Gather up the lines with the word "учреждения" in them.
------ Data extract ------
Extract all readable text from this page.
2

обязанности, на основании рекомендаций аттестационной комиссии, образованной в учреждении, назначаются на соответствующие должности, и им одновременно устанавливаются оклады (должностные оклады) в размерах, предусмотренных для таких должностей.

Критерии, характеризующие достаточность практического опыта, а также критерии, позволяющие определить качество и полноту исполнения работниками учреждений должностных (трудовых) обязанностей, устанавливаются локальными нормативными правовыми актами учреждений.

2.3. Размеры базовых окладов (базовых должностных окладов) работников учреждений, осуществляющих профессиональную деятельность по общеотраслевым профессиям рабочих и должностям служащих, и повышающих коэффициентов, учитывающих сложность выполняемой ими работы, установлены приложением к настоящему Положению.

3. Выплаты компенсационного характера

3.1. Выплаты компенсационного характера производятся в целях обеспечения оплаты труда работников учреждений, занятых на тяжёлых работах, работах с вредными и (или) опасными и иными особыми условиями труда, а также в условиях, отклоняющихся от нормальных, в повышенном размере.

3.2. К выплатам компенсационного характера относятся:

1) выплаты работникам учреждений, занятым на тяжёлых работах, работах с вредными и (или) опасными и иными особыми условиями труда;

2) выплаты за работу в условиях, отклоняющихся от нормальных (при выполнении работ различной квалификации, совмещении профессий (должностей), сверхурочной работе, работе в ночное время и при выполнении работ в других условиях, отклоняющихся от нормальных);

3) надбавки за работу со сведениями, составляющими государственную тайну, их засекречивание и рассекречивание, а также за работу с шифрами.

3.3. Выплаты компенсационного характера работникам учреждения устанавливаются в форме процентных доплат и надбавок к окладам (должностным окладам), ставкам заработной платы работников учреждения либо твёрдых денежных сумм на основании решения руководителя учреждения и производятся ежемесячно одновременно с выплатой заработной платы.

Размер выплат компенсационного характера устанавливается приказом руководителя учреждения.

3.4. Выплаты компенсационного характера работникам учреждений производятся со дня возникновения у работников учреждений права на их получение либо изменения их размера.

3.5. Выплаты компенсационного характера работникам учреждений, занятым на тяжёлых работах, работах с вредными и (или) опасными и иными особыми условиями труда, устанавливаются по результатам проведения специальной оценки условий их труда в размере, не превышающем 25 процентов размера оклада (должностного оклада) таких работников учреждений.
------
------ Data extract ------
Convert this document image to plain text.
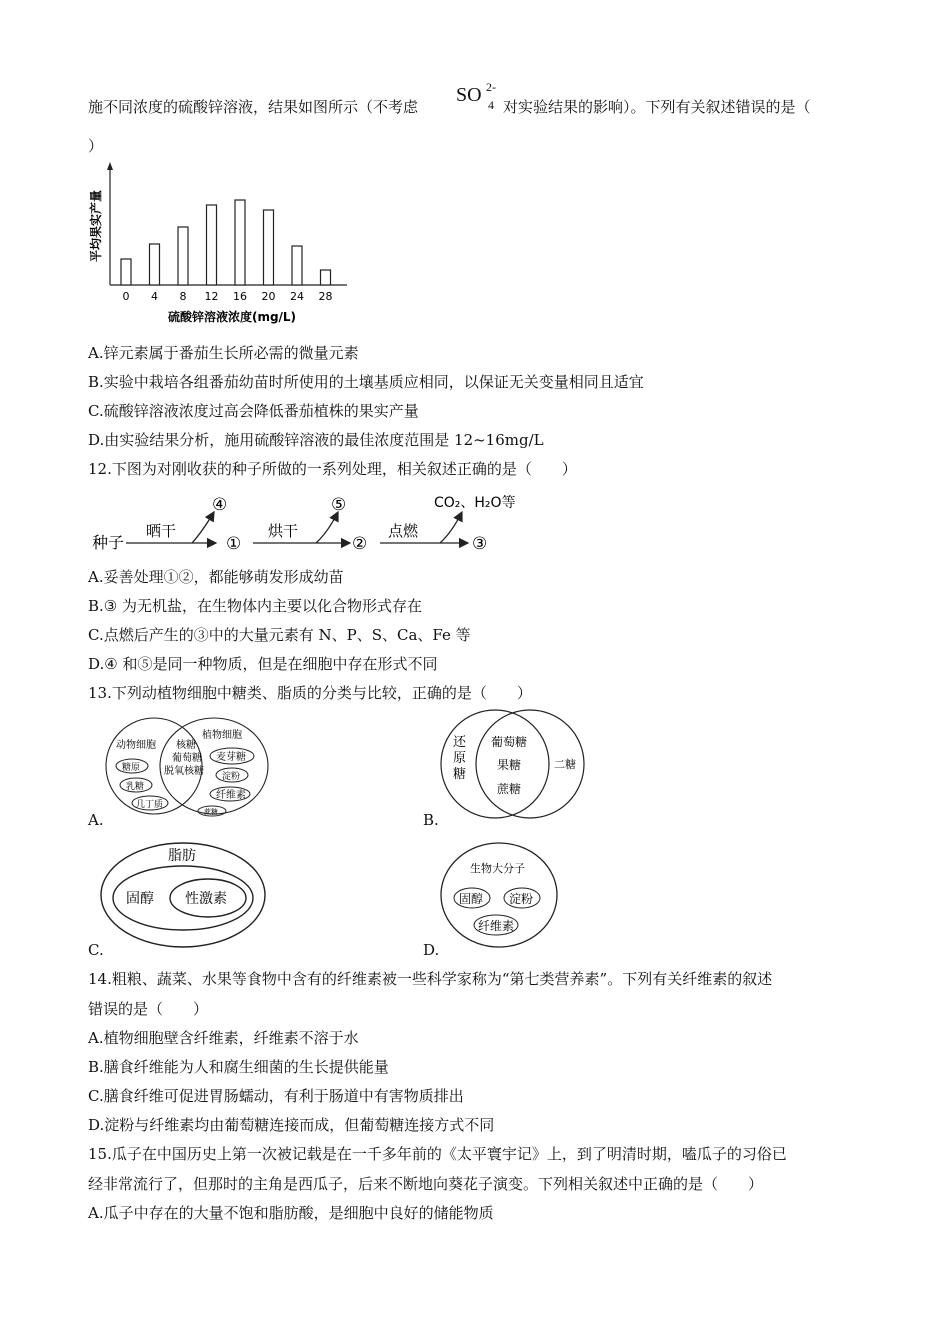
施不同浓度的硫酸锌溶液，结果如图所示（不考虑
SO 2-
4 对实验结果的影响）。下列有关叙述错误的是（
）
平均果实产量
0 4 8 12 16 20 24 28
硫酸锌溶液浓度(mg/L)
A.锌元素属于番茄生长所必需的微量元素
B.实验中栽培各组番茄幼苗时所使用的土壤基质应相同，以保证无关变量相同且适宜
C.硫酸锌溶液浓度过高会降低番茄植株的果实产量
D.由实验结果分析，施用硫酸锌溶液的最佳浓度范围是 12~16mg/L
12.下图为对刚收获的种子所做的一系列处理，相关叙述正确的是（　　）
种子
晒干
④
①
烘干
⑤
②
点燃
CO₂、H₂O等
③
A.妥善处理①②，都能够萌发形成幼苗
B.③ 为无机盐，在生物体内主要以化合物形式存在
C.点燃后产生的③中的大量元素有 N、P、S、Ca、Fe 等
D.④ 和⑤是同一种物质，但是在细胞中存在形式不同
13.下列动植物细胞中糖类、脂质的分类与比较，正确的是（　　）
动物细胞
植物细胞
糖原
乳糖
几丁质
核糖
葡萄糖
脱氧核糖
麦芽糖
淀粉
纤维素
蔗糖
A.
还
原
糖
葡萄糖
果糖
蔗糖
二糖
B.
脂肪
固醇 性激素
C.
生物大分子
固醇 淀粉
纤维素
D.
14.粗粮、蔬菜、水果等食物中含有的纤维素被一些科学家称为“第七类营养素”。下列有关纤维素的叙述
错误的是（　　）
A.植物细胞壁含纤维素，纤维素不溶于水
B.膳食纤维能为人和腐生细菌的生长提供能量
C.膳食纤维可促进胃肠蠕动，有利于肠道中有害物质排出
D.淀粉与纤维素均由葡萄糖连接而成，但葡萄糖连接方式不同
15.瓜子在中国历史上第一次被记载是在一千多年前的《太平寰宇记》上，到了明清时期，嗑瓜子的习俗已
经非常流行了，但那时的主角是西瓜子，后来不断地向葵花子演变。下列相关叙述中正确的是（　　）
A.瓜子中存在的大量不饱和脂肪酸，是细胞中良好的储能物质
------
* Exercise answer
3.3. Выплаты компенсационного характера работникам учреждения устанавливаются в форме процентных доплат и надбавок к окладам (должностным окладам), ставкам заработной платы работников учреждения либо твёрдых денежных сумм на основании решения руководителя учреждения и производятся ежемесячно одновременно с выплатой заработной платы.
Размер выплат компенсационного характера устанавливается приказом руководителя учреждения.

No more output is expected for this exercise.